■ Exercise prompt ■
Tell me how many lines hold "JSON", please, using only the number.

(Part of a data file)
++++

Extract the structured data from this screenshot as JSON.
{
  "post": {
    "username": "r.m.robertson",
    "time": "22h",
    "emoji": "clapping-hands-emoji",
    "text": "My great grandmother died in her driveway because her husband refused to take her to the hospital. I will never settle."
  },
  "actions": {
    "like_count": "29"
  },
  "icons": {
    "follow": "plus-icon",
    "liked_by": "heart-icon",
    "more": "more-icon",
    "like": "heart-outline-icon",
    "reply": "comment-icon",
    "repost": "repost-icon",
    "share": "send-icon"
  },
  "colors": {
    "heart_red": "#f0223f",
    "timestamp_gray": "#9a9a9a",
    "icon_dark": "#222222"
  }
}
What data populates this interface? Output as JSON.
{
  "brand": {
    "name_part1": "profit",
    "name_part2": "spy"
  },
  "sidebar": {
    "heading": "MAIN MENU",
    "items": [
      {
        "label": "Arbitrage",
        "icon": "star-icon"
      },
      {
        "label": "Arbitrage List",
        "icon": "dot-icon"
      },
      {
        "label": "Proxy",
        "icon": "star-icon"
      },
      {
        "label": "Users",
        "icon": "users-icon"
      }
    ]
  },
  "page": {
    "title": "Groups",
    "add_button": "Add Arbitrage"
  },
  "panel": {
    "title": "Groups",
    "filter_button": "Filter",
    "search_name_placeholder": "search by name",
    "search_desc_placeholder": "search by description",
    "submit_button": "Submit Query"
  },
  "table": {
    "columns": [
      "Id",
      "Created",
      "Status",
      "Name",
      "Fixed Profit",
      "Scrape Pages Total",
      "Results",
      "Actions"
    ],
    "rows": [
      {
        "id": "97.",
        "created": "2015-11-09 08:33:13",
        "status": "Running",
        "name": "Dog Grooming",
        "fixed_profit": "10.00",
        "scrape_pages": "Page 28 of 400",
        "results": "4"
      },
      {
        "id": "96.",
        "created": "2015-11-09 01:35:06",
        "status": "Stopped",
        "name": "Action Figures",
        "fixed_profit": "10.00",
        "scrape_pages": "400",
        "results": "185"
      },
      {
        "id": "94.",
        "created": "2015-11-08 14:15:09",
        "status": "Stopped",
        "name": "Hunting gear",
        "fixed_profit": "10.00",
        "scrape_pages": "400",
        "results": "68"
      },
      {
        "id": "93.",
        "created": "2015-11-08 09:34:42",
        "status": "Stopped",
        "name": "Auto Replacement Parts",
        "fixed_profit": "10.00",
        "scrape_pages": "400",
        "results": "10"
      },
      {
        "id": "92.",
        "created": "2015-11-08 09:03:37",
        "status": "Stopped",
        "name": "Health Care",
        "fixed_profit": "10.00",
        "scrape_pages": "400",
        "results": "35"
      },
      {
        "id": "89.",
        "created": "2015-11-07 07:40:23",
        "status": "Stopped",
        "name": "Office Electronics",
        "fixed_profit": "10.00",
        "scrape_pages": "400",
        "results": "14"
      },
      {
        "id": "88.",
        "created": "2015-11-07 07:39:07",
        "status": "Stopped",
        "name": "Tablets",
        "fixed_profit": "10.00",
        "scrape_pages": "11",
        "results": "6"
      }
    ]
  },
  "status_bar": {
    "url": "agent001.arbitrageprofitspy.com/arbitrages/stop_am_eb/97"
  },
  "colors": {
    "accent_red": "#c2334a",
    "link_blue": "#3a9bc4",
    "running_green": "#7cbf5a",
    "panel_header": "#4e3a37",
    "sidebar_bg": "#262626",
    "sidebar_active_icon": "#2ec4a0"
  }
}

++++

■ Result ■
2